*** AVAILABLE RECORDS Section Begins ***

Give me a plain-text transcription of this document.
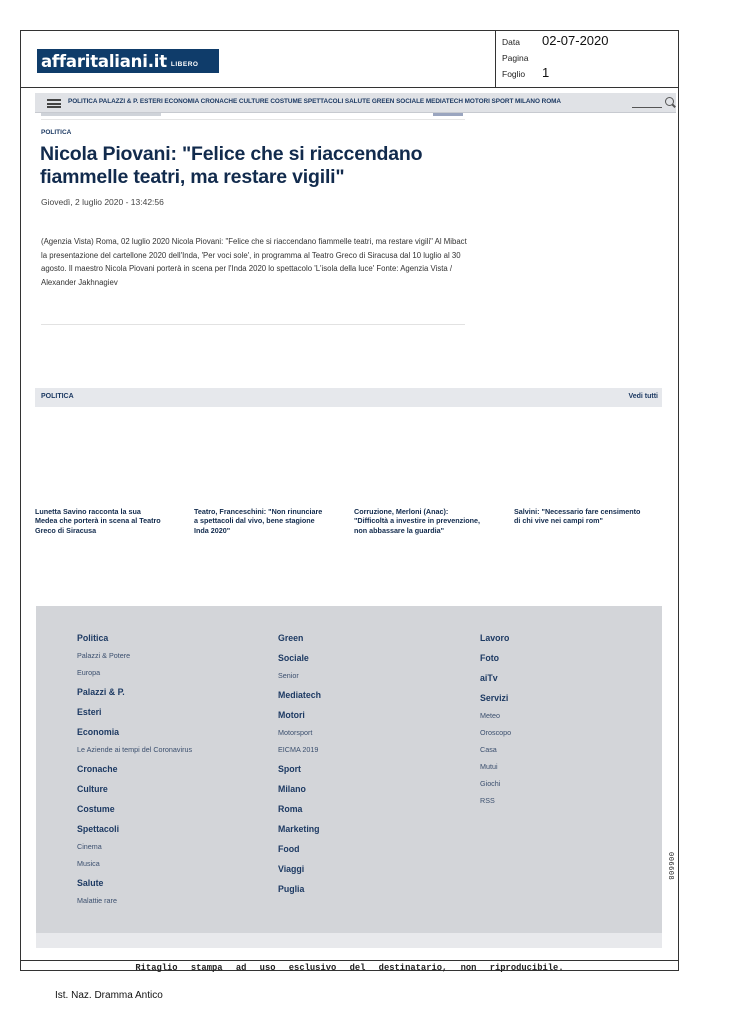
affaritaliani.it LIBERO
Data 02-07-2020
Pagina
Foglio 1
POLITICA PALAZZI & P. ESTERI ECONOMIA CRONACHE CULTURE COSTUME SPETTACOLI SALUTE GREEN SOCIALE MEDIATECH MOTORI SPORT MILANO ROMA
POLITICA
Nicola Piovani: "Felice che si riaccendano fiammelle teatri, ma restare vigili"
Giovedì, 2 luglio 2020 - 13:42:56

(Agenzia Vista) Roma, 02 luglio 2020 Nicola Piovani: "Felice che si riaccendano fiammelle teatri, ma restare vigili" Al Mibact la presentazione del cartellone 2020 dell'Inda, 'Per voci sole', in programma al Teatro Greco di Siracusa dal 10 luglio al 30 agosto. Il maestro Nicola Piovani porterà in scena per l'Inda 2020 lo spettacolo 'L'isola della luce' Fonte: Agenzia Vista / Alexander Jakhnagiev

POLITICA	Vedi tutti
Lunetta Savino racconta la sua Medea che porterà in scena al Teatro Greco di Siracusa
Teatro, Franceschini: "Non rinunciare a spettacoli dal vivo, bene stagione Inda 2020"
Corruzione, Merloni (Anac): "Difficoltà a investire in prevenzione, non abbassare la guardia"
Salvini: "Necessario fare censimento di chi vive nei campi rom"
Politica
Palazzi & Potere
Europa
Palazzi & P.
Esteri
Economia
Le Aziende ai tempi del Coronavirus
Cronache
Culture
Costume
Spettacoli
Cinema
Musica
Salute
Malattie rare
Green
Sociale
Senior
Mediatech
Motori
Motorsport
EICMA 2019
Sport
Milano
Roma
Marketing
Food
Viaggi
Puglia
Lavoro
Foto
aiTv
Servizi
Meteo
Oroscopo
Casa
Mutui
Giochi
RSS
Ritaglio stampa ad uso esclusivo del destinatario, non riproducibile.
006608
Ist. Naz. Dramma Antico
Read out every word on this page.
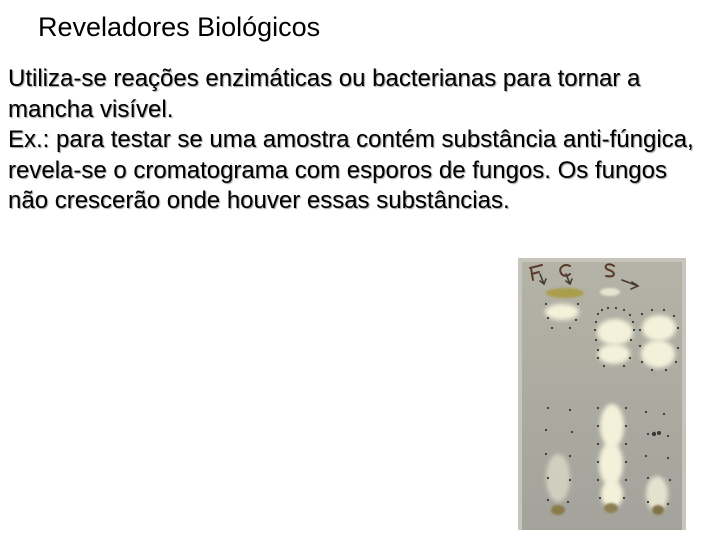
Reveladores Biológicos

Utiliza-se reações enzimáticas ou bacterianas para tornar a mancha visível.

Ex.: para testar se uma amostra contém substância anti-fúngica, revela-se o cromatograma com esporos de fungos. Os fungos não crescerão onde houver essas substâncias.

*** AVAILABLE RECORDS Section Ends ***

*WHAT THE TASK REQUIRES*: Output all the entries exactly, minus any pictures.

*REPLY*:
Give me a plain-text transcription of this document.
affaritaliani.it LIBERO
Data 02-07-2020
Pagina
Foglio 1
POLITICA PALAZZI & P. ESTERI ECONOMIA CRONACHE CULTURE COSTUME SPETTACOLI SALUTE GREEN SOCIALE MEDIATECH MOTORI SPORT MILANO ROMA
POLITICA
Nicola Piovani: "Felice che si riaccendano fiammelle teatri, ma restare vigili"
Giovedì, 2 luglio 2020 - 13:42:56

(Agenzia Vista) Roma, 02 luglio 2020 Nicola Piovani: "Felice che si riaccendano fiammelle teatri, ma restare vigili" Al Mibact la presentazione del cartellone 2020 dell'Inda, 'Per voci sole', in programma al Teatro Greco di Siracusa dal 10 luglio al 30 agosto. Il maestro Nicola Piovani porterà in scena per l'Inda 2020 lo spettacolo 'L'isola della luce' Fonte: Agenzia Vista / Alexander Jakhnagiev

POLITICA	Vedi tutti
Lunetta Savino racconta la sua Medea che porterà in scena al Teatro Greco di Siracusa
Teatro, Franceschini: "Non rinunciare a spettacoli dal vivo, bene stagione Inda 2020"
Corruzione, Merloni (Anac): "Difficoltà a investire in prevenzione, non abbassare la guardia"
Salvini: "Necessario fare censimento di chi vive nei campi rom"
Politica
Palazzi & Potere
Europa
Palazzi & P.
Esteri
Economia
Le Aziende ai tempi del Coronavirus
Cronache
Culture
Costume
Spettacoli
Cinema
Musica
Salute
Malattie rare
Green
Sociale
Senior
Mediatech
Motori
Motorsport
EICMA 2019
Sport
Milano
Roma
Marketing
Food
Viaggi
Puglia
Lavoro
Foto
aiTv
Servizi
Meteo
Oroscopo
Casa
Mutui
Giochi
RSS
Ritaglio stampa ad uso esclusivo del destinatario, non riproducibile.
006608
Ist. Naz. Dramma Antico
Read out every word on this page.
Reveladores Biológicos

Utiliza-se reações enzimáticas ou bacterianas para tornar a mancha visível.

Ex.: para testar se uma amostra contém substância anti-fúngica, revela-se o cromatograma com esporos de fungos. Os fungos não crescerão onde houver essas substâncias.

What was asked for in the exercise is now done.